DATA EXCERPTS:
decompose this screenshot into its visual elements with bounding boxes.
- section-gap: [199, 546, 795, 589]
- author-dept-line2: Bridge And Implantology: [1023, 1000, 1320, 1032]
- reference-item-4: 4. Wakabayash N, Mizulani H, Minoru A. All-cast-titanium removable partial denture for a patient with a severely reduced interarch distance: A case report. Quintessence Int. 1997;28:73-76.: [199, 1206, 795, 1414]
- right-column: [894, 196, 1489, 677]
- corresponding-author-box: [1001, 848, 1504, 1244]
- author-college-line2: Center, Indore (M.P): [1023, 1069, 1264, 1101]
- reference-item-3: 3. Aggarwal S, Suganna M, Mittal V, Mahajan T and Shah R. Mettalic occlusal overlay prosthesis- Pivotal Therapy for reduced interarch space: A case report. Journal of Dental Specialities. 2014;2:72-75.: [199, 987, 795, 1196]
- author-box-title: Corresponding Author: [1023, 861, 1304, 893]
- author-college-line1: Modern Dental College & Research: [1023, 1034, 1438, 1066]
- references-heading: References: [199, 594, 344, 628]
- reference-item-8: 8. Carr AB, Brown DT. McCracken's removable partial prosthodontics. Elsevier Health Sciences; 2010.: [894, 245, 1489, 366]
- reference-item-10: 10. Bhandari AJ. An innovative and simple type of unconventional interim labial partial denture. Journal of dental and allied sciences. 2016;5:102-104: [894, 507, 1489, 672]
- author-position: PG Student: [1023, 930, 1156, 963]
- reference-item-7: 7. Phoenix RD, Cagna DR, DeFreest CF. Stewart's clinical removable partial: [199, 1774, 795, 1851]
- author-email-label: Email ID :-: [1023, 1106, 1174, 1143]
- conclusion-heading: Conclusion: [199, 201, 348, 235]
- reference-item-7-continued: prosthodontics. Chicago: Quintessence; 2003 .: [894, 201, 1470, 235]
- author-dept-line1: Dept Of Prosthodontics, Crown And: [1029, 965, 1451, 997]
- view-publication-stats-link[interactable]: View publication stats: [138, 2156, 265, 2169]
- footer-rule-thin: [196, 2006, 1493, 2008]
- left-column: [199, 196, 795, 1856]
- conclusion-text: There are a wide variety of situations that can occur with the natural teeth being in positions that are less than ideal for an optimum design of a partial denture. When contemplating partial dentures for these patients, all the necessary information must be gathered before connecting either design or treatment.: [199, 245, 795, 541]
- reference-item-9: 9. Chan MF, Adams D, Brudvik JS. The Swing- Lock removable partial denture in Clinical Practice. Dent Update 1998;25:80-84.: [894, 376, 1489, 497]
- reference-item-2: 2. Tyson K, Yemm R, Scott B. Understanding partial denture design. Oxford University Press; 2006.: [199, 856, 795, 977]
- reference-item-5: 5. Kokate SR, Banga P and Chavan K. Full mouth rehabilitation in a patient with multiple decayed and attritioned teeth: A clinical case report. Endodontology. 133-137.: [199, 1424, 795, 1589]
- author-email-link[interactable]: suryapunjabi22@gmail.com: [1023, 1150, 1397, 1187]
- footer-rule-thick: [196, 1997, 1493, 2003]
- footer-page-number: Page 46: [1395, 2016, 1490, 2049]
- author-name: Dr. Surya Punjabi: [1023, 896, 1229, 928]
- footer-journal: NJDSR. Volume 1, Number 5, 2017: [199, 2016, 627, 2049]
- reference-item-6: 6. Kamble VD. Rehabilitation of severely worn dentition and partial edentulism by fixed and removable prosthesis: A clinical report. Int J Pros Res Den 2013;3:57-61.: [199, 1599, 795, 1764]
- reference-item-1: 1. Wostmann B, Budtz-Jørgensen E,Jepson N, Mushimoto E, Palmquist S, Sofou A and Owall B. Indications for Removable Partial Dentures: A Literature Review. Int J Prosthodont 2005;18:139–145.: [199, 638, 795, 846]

ASSIGNED TASK:
Some lines above hold the word "email". Copy all of them.

TASK SOLUTION:
- author-email-label: Email ID :-: [1023, 1106, 1174, 1143]
- author-email-link[interactable]: suryapunjabi22@gmail.com: [1023, 1150, 1397, 1187]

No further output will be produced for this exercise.